>> Begin RECORDS PROVIDED

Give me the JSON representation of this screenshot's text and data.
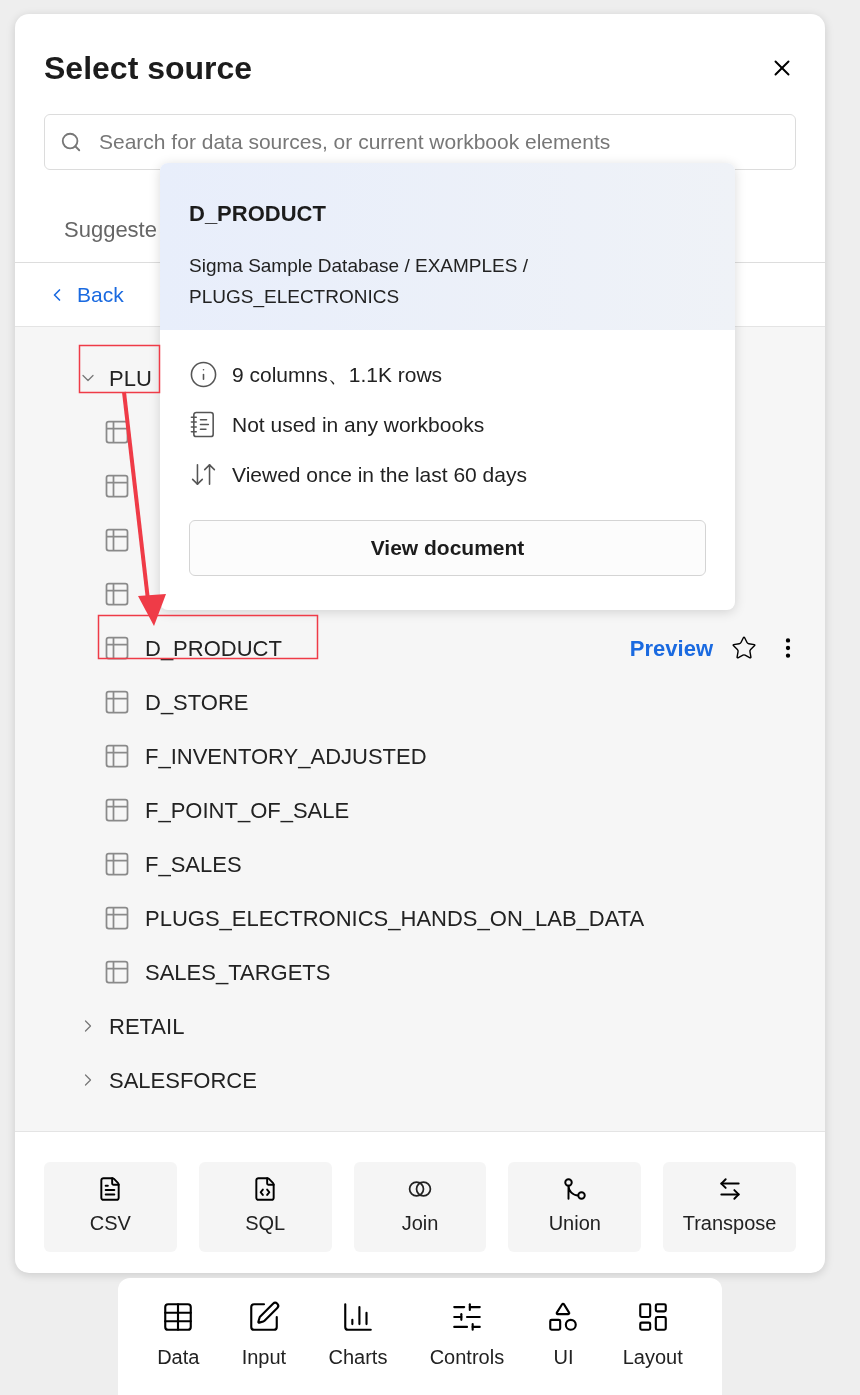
{
  "dialog": {
    "title": "Select source",
    "search": {
      "placeholder": "Search for data sources, or current workbook elements"
    },
    "tabs": [
      {
        "label": "Suggeste"
      }
    ],
    "back": "Back",
    "tree": [
      {
        "name": "PLU",
        "expanded": true,
        "children": [
          {
            "kind": "table",
            "hovered": false
          },
          {
            "kind": "table",
            "hovered": false
          },
          {
            "kind": "table",
            "hovered": false
          },
          {
            "kind": "table",
            "hovered": false
          },
          {
            "kind": "table",
            "name": "D_PRODUCT",
            "hovered": true,
            "action": "Preview",
            "starred": false
          },
          {
            "kind": "table",
            "name": "D_STORE",
            "hovered": false
          },
          {
            "kind": "table",
            "name": "F_INVENTORY_ADJUSTED",
            "hovered": false
          },
          {
            "kind": "table",
            "name": "F_POINT_OF_SALE",
            "hovered": false
          },
          {
            "kind": "table",
            "name": "F_SALES",
            "hovered": false
          },
          {
            "kind": "table",
            "name": "PLUGS_ELECTRONICS_HANDS_ON_LAB_DATA",
            "hovered": false
          },
          {
            "kind": "table",
            "name": "SALES_TARGETS",
            "hovered": false
          }
        ]
      },
      {
        "name": "RETAIL",
        "expanded": false
      },
      {
        "name": "SALESFORCE",
        "expanded": false
      }
    ],
    "actions": [
      {
        "kind": "csv",
        "label": "CSV"
      },
      {
        "kind": "sql",
        "label": "SQL"
      },
      {
        "kind": "join",
        "label": "Join"
      },
      {
        "kind": "union",
        "label": "Union"
      },
      {
        "kind": "transpose",
        "label": "Transpose"
      }
    ]
  },
  "popover": {
    "title": "D_PRODUCT",
    "path": "Sigma Sample Database / EXAMPLES / PLUGS_ELECTRONICS",
    "facts": [
      {
        "kind": "info",
        "text": "9 columns、1.1K rows"
      },
      {
        "kind": "usage",
        "text": "Not used in any workbooks"
      },
      {
        "kind": "views",
        "text": "Viewed once in the last 60 days"
      }
    ],
    "button": "View document"
  },
  "dock": [
    {
      "kind": "data",
      "label": "Data"
    },
    {
      "kind": "input",
      "label": "Input"
    },
    {
      "kind": "charts",
      "label": "Charts"
    },
    {
      "kind": "controls",
      "label": "Controls"
    },
    {
      "kind": "ui",
      "label": "UI"
    },
    {
      "kind": "layout",
      "label": "Layout"
    }
  ]
}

>> End RECORDS PROVIDED

**DIRECTION**
Copy out all the data without changing anything, and drop the pictures.

**FINISHED TASK**
Give me the JSON representation of this screenshot's text and data.
{
  "dialog": {
    "title": "Select source",
    "search": {
      "placeholder": "Search for data sources, or current workbook elements"
    },
    "tabs": [
      {
        "label": "Suggeste"
      }
    ],
    "back": "Back",
    "tree": [
      {
        "name": "PLU",
        "expanded": true,
        "children": [
          {
            "kind": "table",
            "hovered": false
          },
          {
            "kind": "table",
            "hovered": false
          },
          {
            "kind": "table",
            "hovered": false
          },
          {
            "kind": "table",
            "hovered": false
          },
          {
            "kind": "table",
            "name": "D_PRODUCT",
            "hovered": true,
            "action": "Preview",
            "starred": false
          },
          {
            "kind": "table",
            "name": "D_STORE",
            "hovered": false
          },
          {
            "kind": "table",
            "name": "F_INVENTORY_ADJUSTED",
            "hovered": false
          },
          {
            "kind": "table",
            "name": "F_POINT_OF_SALE",
            "hovered": false
          },
          {
            "kind": "table",
            "name": "F_SALES",
            "hovered": false
          },
          {
            "kind": "table",
            "name": "PLUGS_ELECTRONICS_HANDS_ON_LAB_DATA",
            "hovered": false
          },
          {
            "kind": "table",
            "name": "SALES_TARGETS",
            "hovered": false
          }
        ]
      },
      {
        "name": "RETAIL",
        "expanded": false
      },
      {
        "name": "SALESFORCE",
        "expanded": false
      }
    ],
    "actions": [
      {
        "kind": "csv",
        "label": "CSV"
      },
      {
        "kind": "sql",
        "label": "SQL"
      },
      {
        "kind": "join",
        "label": "Join"
      },
      {
        "kind": "union",
        "label": "Union"
      },
      {
        "kind": "transpose",
        "label": "Transpose"
      }
    ]
  },
  "popover": {
    "title": "D_PRODUCT",
    "path": "Sigma Sample Database / EXAMPLES / PLUGS_ELECTRONICS",
    "facts": [
      {
        "kind": "info",
        "text": "9 columns、1.1K rows"
      },
      {
        "kind": "usage",
        "text": "Not used in any workbooks"
      },
      {
        "kind": "views",
        "text": "Viewed once in the last 60 days"
      }
    ],
    "button": "View document"
  },
  "dock": [
    {
      "kind": "data",
      "label": "Data"
    },
    {
      "kind": "input",
      "label": "Input"
    },
    {
      "kind": "charts",
      "label": "Charts"
    },
    {
      "kind": "controls",
      "label": "Controls"
    },
    {
      "kind": "ui",
      "label": "UI"
    },
    {
      "kind": "layout",
      "label": "Layout"
    }
  ]
}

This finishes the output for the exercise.